Stored records
○ ○ ○

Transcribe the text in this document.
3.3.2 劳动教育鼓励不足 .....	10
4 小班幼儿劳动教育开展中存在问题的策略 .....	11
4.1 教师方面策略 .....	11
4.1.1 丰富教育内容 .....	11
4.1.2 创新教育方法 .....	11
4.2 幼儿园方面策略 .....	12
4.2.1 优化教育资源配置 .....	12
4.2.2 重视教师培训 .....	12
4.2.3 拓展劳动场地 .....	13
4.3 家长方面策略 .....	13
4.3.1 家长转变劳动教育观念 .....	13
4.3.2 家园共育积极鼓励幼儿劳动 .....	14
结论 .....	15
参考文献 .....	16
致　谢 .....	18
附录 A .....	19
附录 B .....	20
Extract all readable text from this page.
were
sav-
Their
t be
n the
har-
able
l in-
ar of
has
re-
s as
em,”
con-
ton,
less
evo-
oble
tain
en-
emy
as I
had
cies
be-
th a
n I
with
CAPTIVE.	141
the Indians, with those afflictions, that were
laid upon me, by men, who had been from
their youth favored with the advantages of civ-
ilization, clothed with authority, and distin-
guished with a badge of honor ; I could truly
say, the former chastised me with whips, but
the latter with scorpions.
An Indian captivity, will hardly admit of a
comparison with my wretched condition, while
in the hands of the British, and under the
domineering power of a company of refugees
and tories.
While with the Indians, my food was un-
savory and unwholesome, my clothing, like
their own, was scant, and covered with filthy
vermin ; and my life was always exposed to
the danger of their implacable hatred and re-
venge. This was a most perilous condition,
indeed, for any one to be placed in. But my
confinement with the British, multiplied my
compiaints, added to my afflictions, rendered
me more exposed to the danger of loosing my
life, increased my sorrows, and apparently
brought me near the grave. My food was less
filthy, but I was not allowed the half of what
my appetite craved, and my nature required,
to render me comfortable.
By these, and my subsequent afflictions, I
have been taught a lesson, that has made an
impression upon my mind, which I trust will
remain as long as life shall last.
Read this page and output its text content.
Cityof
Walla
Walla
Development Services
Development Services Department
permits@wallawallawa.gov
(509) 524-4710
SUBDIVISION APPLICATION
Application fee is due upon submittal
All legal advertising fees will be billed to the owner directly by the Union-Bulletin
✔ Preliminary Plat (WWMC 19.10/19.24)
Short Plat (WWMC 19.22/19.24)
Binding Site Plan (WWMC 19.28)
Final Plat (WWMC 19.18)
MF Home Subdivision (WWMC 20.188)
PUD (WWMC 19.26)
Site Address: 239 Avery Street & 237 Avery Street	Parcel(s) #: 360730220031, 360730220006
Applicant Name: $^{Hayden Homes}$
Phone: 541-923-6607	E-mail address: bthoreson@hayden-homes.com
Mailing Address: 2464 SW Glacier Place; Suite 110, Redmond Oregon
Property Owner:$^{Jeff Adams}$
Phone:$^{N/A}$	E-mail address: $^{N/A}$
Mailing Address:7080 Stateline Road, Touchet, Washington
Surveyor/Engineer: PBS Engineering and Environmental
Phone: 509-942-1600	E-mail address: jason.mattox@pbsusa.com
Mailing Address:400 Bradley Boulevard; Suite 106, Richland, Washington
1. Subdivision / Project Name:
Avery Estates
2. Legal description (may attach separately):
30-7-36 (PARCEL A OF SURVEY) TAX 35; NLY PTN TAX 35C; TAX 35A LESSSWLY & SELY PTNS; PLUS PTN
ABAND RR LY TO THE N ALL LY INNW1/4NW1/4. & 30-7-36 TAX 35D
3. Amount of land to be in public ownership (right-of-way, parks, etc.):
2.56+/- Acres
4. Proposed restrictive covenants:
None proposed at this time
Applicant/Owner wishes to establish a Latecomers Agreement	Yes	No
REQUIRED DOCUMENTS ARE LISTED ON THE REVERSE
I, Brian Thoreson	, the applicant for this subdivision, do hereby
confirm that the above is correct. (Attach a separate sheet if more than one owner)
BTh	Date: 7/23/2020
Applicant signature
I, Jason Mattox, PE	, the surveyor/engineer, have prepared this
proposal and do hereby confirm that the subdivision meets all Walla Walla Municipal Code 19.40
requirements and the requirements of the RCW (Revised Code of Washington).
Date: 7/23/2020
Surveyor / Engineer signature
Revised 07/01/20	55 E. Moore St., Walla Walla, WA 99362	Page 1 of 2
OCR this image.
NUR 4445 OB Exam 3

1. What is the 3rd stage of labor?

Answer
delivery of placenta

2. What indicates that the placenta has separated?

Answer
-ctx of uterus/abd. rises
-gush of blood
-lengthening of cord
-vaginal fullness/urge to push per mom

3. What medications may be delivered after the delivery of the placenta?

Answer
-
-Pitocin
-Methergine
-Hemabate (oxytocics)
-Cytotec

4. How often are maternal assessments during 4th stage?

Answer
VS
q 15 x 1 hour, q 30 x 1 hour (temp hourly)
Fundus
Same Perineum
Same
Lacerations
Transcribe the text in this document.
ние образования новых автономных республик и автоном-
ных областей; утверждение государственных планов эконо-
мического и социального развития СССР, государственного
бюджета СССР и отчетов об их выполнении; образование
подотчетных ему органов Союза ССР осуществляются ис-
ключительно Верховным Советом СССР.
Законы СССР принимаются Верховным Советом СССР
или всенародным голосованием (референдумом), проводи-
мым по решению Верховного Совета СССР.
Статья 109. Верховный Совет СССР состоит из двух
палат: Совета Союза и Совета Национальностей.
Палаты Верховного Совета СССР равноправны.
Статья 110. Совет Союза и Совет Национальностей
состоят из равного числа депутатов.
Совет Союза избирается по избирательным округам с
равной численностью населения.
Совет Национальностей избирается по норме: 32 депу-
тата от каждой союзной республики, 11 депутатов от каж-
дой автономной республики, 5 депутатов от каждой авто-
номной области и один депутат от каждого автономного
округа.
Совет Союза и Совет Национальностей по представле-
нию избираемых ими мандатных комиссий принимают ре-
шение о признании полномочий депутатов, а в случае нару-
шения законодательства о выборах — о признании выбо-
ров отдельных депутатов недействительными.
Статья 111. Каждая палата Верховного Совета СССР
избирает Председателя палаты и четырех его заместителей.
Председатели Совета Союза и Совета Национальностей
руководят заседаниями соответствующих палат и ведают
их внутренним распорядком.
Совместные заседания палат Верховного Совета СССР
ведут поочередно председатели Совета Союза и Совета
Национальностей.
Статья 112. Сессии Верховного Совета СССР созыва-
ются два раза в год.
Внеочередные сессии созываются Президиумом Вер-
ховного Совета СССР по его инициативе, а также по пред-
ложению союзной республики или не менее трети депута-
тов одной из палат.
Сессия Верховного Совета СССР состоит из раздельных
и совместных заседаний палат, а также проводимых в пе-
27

○ ○ ○

**Exercise**: Return all the data exactly as given.

**Worked answer**:
Transcribe the text in this document.
3.3.2 劳动教育鼓励不足 .....	10
4 小班幼儿劳动教育开展中存在问题的策略 .....	11
4.1 教师方面策略 .....	11
4.1.1 丰富教育内容 .....	11
4.1.2 创新教育方法 .....	11
4.2 幼儿园方面策略 .....	12
4.2.1 优化教育资源配置 .....	12
4.2.2 重视教师培训 .....	12
4.2.3 拓展劳动场地 .....	13
4.3 家长方面策略 .....	13
4.3.1 家长转变劳动教育观念 .....	13
4.3.2 家园共育积极鼓励幼儿劳动 .....	14
结论 .....	15
参考文献 .....	16
致　谢 .....	18
附录 A .....	19
附录 B .....	20
Extract all readable text from this page.
were
sav-
Their
t be
n the
har-
able
l in-
ar of
has
re-
s as
em,”
con-
ton,
less
evo-
oble
tain
en-
emy
as I
had
cies
be-
th a
n I
with
CAPTIVE.	141
the Indians, with those afflictions, that were
laid upon me, by men, who had been from
their youth favored with the advantages of civ-
ilization, clothed with authority, and distin-
guished with a badge of honor ; I could truly
say, the former chastised me with whips, but
the latter with scorpions.
An Indian captivity, will hardly admit of a
comparison with my wretched condition, while
in the hands of the British, and under the
domineering power of a company of refugees
and tories.
While with the Indians, my food was un-
savory and unwholesome, my clothing, like
their own, was scant, and covered with filthy
vermin ; and my life was always exposed to
the danger of their implacable hatred and re-
venge. This was a most perilous condition,
indeed, for any one to be placed in. But my
confinement with the British, multiplied my
compiaints, added to my afflictions, rendered
me more exposed to the danger of loosing my
life, increased my sorrows, and apparently
brought me near the grave. My food was less
filthy, but I was not allowed the half of what
my appetite craved, and my nature required,
to render me comfortable.
By these, and my subsequent afflictions, I
have been taught a lesson, that has made an
impression upon my mind, which I trust will
remain as long as life shall last.
Read this page and output its text content.
Cityof
Walla
Walla
Development Services
Development Services Department
permits@wallawallawa.gov
(509) 524-4710
SUBDIVISION APPLICATION
Application fee is due upon submittal
All legal advertising fees will be billed to the owner directly by the Union-Bulletin
✔ Preliminary Plat (WWMC 19.10/19.24)
Short Plat (WWMC 19.22/19.24)
Binding Site Plan (WWMC 19.28)
Final Plat (WWMC 19.18)
MF Home Subdivision (WWMC 20.188)
PUD (WWMC 19.26)
Site Address: 239 Avery Street & 237 Avery Street	Parcel(s) #: 360730220031, 360730220006
Applicant Name: $^{Hayden Homes}$
Phone: 541-923-6607	E-mail address: bthoreson@hayden-homes.com
Mailing Address: 2464 SW Glacier Place; Suite 110, Redmond Oregon
Property Owner:$^{Jeff Adams}$
Phone:$^{N/A}$	E-mail address: $^{N/A}$
Mailing Address:7080 Stateline Road, Touchet, Washington
Surveyor/Engineer: PBS Engineering and Environmental
Phone: 509-942-1600	E-mail address: jason.mattox@pbsusa.com
Mailing Address:400 Bradley Boulevard; Suite 106, Richland, Washington
1. Subdivision / Project Name:
Avery Estates
2. Legal description (may attach separately):
30-7-36 (PARCEL A OF SURVEY) TAX 35; NLY PTN TAX 35C; TAX 35A LESSSWLY & SELY PTNS; PLUS PTN
ABAND RR LY TO THE N ALL LY INNW1/4NW1/4. & 30-7-36 TAX 35D
3. Amount of land to be in public ownership (right-of-way, parks, etc.):
2.56+/- Acres
4. Proposed restrictive covenants:
None proposed at this time
Applicant/Owner wishes to establish a Latecomers Agreement	Yes	No
REQUIRED DOCUMENTS ARE LISTED ON THE REVERSE
I, Brian Thoreson	, the applicant for this subdivision, do hereby
confirm that the above is correct. (Attach a separate sheet if more than one owner)
BTh	Date: 7/23/2020
Applicant signature
I, Jason Mattox, PE	, the surveyor/engineer, have prepared this
proposal and do hereby confirm that the subdivision meets all Walla Walla Municipal Code 19.40
requirements and the requirements of the RCW (Revised Code of Washington).
Date: 7/23/2020
Surveyor / Engineer signature
Revised 07/01/20	55 E. Moore St., Walla Walla, WA 99362	Page 1 of 2
OCR this image.
NUR 4445 OB Exam 3

1. What is the 3rd stage of labor?

Answer
delivery of placenta

2. What indicates that the placenta has separated?

Answer
-ctx of uterus/abd. rises
-gush of blood
-lengthening of cord
-vaginal fullness/urge to push per mom

3. What medications may be delivered after the delivery of the placenta?

Answer
-
-Pitocin
-Methergine
-Hemabate (oxytocics)
-Cytotec

4. How often are maternal assessments during 4th stage?

Answer
VS
q 15 x 1 hour, q 30 x 1 hour (temp hourly)
Fundus
Same Perineum
Same
Lacerations
Transcribe the text in this document.
ние образования новых автономных республик и автоном-
ных областей; утверждение государственных планов эконо-
мического и социального развития СССР, государственного
бюджета СССР и отчетов об их выполнении; образование
подотчетных ему органов Союза ССР осуществляются ис-
ключительно Верховным Советом СССР.
Законы СССР принимаются Верховным Советом СССР
или всенародным голосованием (референдумом), проводи-
мым по решению Верховного Совета СССР.
Статья 109. Верховный Совет СССР состоит из двух
палат: Совета Союза и Совета Национальностей.
Палаты Верховного Совета СССР равноправны.
Статья 110. Совет Союза и Совет Национальностей
состоят из равного числа депутатов.
Совет Союза избирается по избирательным округам с
равной численностью населения.
Совет Национальностей избирается по норме: 32 депу-
тата от каждой союзной республики, 11 депутатов от каж-
дой автономной республики, 5 депутатов от каждой авто-
номной области и один депутат от каждого автономного
округа.
Совет Союза и Совет Национальностей по представле-
нию избираемых ими мандатных комиссий принимают ре-
шение о признании полномочий депутатов, а в случае нару-
шения законодательства о выборах — о признании выбо-
ров отдельных депутатов недействительными.
Статья 111. Каждая палата Верховного Совета СССР
избирает Председателя палаты и четырех его заместителей.
Председатели Совета Союза и Совета Национальностей
руководят заседаниями соответствующих палат и ведают
их внутренним распорядком.
Совместные заседания палат Верховного Совета СССР
ведут поочередно председатели Совета Союза и Совета
Национальностей.
Статья 112. Сессии Верховного Совета СССР созыва-
ются два раза в год.
Внеочередные сессии созываются Президиумом Вер-
ховного Совета СССР по его инициативе, а также по пред-
ложению союзной республики или не менее трети депута-
тов одной из палат.
Сессия Верховного Совета СССР состоит из раздельных
и совместных заседаний палат, а также проводимых в пе-
27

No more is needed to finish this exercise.